Which lines hold the word "Temp"? Copy each of them from the material.

—————

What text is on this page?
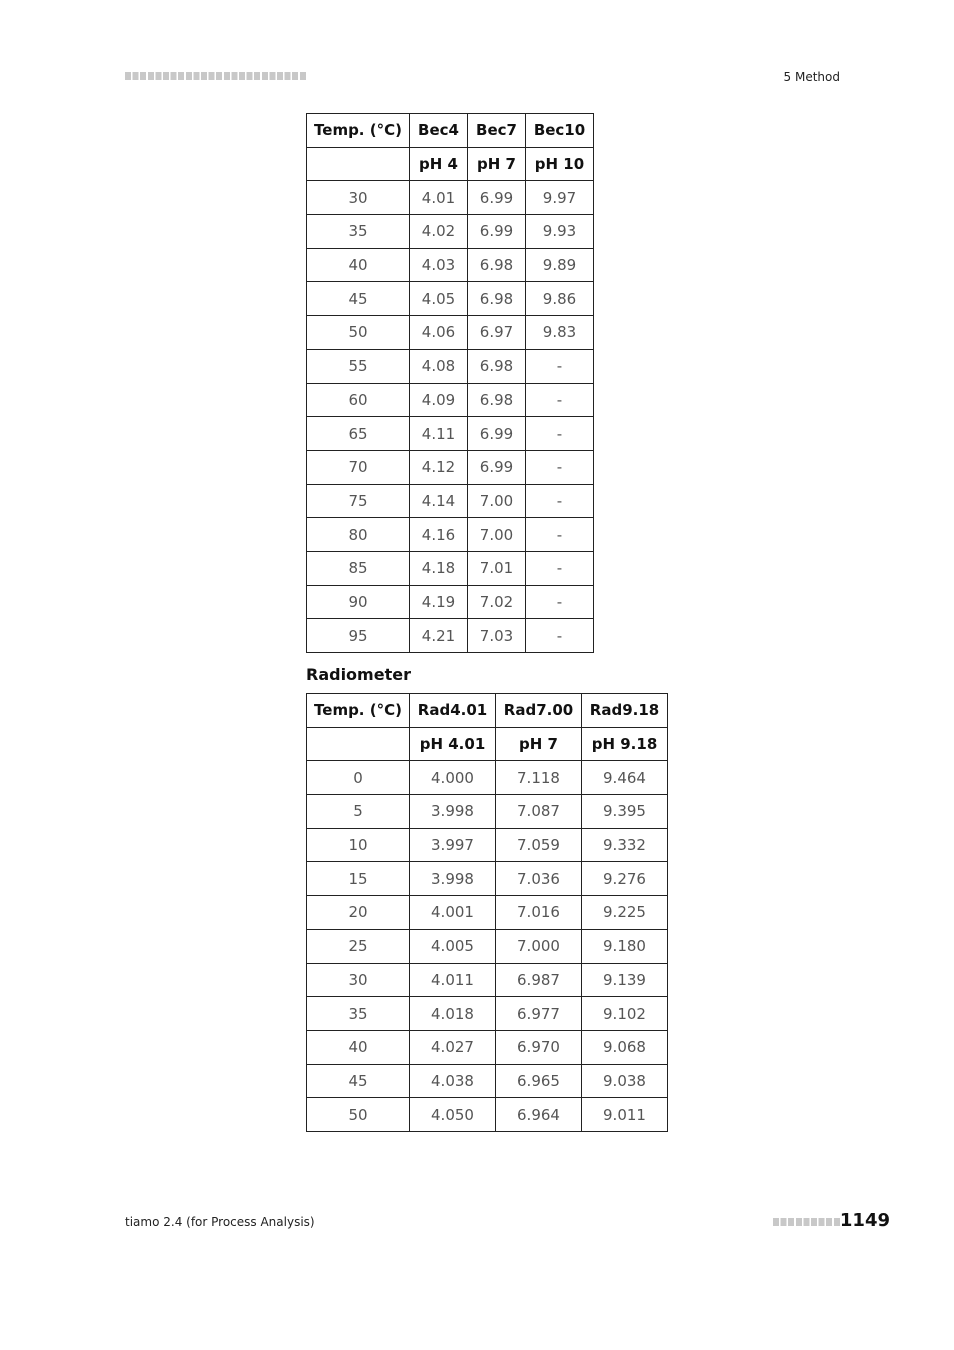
5 Method
Temp. (°C)	Bec4	Bec7	Bec10
	pH 4	pH 7	pH 10
30	4.01	6.99	9.97
35	4.02	6.99	9.93
40	4.03	6.98	9.89
45	4.05	6.98	9.86
50	4.06	6.97	9.83
55	4.08	6.98	-
60	4.09	6.98	-
65	4.11	6.99	-
70	4.12	6.99	-
75	4.14	7.00	-
80	4.16	7.00	-
85	4.18	7.01	-
90	4.19	7.02	-
95	4.21	7.03	-
Radiometer
Temp. (°C)	Rad4.01	Rad7.00	Rad9.18
	pH 4.01	pH 7	pH 9.18
0	4.000	7.118	9.464
5	3.998	7.087	9.395
10	3.997	7.059	9.332
15	3.998	7.036	9.276
20	4.001	7.016	9.225
25	4.005	7.000	9.180
30	4.011	6.987	9.139
35	4.018	6.977	9.102
40	4.027	6.970	9.068
45	4.038	6.965	9.038
50	4.050	6.964	9.011
tiamo 2.4 (for Process Analysis)	1149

—————

Solution for this task:
Temp. (°C)	Bec4	Bec7	Bec10
Temp. (°C)	Rad4.01	Rad7.00	Rad9.18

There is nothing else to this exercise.